SELECTED EXCERPT:
-----

4) Don’t forget the human (or nonhuman) body. How long is that woman’s hair? To the middle of her back. How thin is that man’s neck? Just thin enough that the protagonist can encircle it with her hands. How long is this bolt of cloth? As long as the distance from my wrist to my shoulder, with a little left over to flow onto my shoulder. How far can that dragon fly without resting? From one end of the mountain range to the other.

You have an understandable, convenient, and reliable source of measurements available to you in your characters’ bodies, and a set that many people use every day. That goes double for things that your character needs to carry or otherwise handle.

No, there’s no reason to name every measurement in your lexicon after some part of the body. But “He was dangling next to a stone wall, three lengths of his body from the ground” is handy as all hell, especially for moments when the character is a bit busy right now, perhaps because he is dangling next to a stone wall, and doesn’t have the time sit around making calculations.

5) Give your measurements a cultural basis. To return to the case of cycles and years I mentioned above: why do these variations imply about the conception of time? “Cycles” implies a flowing circle of time, the same events repeating over and over again. “Years” probably conjures up a picture of linear time and a number of distinct seasons. Perhaps the people using cycles live near the equator, where seasons do not vary as sharply, while the people using years live in a temperate climate and rely on agriculture. That’s a very basic and simple explanation, but it can become more complicated once you have a basis for it.

-----

MATERIAL:
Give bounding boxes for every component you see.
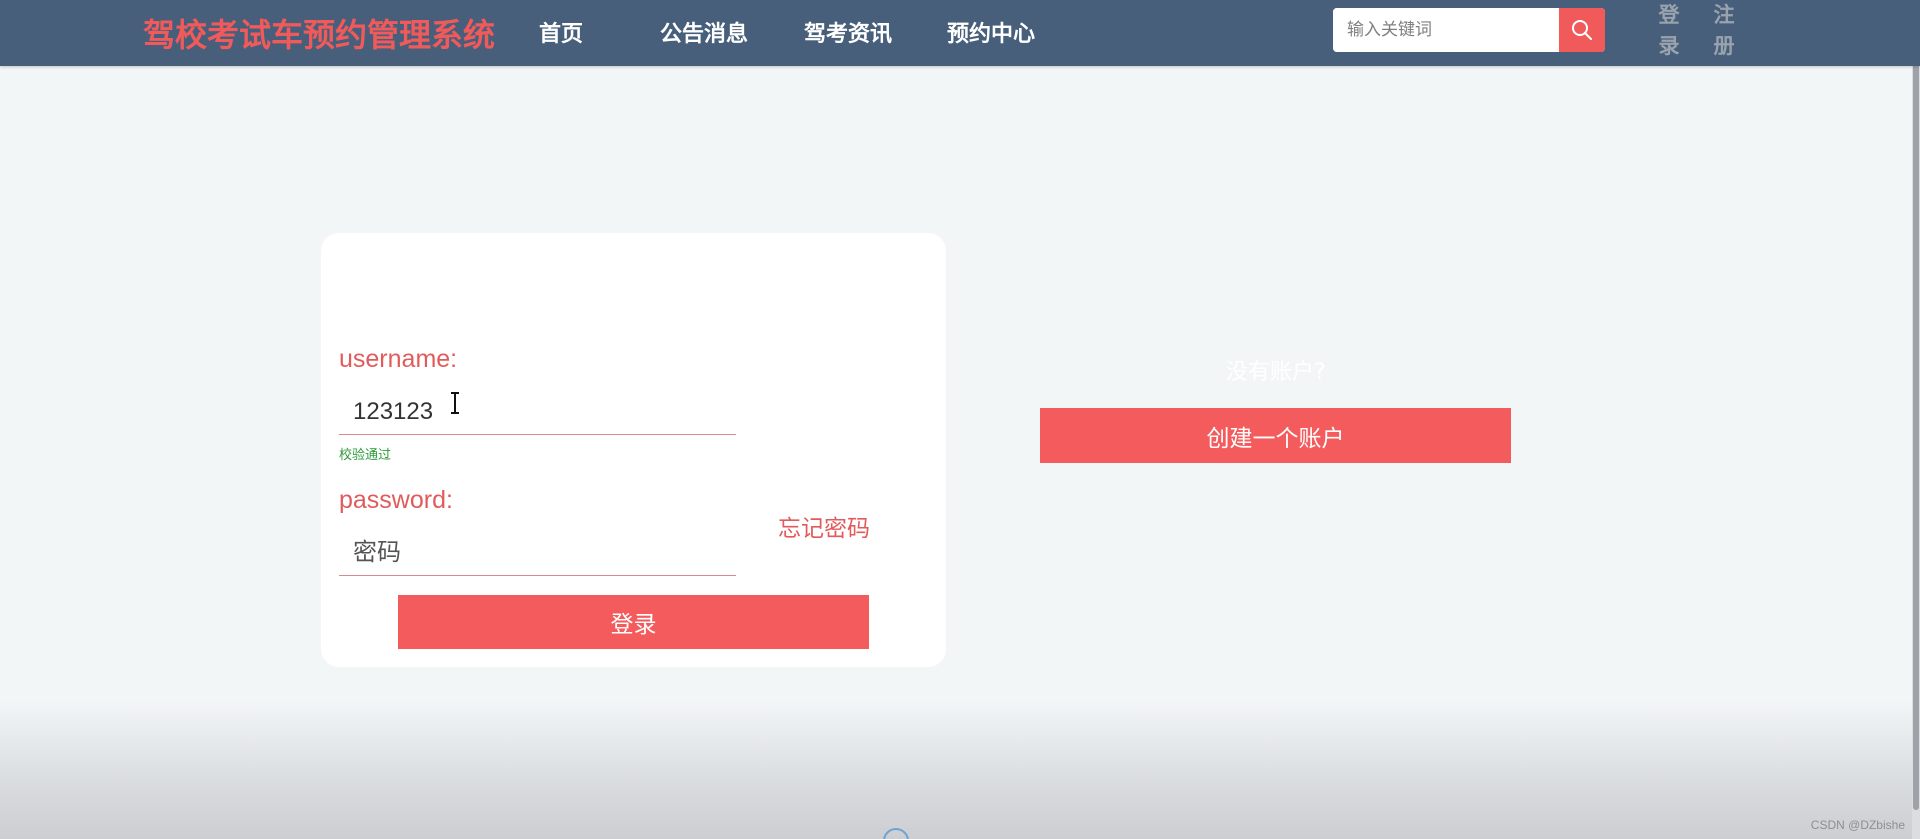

-----

REQUEST 1:
In the text on measurements, what does the word "cycles" imply about time?
REQUEST 2:
Do these statements agree with the text on measurements? Answer yes or no for each, quoting the words that decide it. (a) Every measurement in a lexicon should be named after some part of the body. (b) The people using cycles might live near the equator. (c) The woman's hair reaches the middle of her back.

WRITTEN RESPONSE 1:
A flowing circle of time, with the same events repeating over and over again.

WRITTEN RESPONSE 2:
(a) No: "No, there’s no reason to name every measurement in your lexicon after some part of the body."
(b) Yes: "Perhaps the people using cycles live near the equator, where seasons do not vary as sharply"
(c) Yes: "To the middle of her back."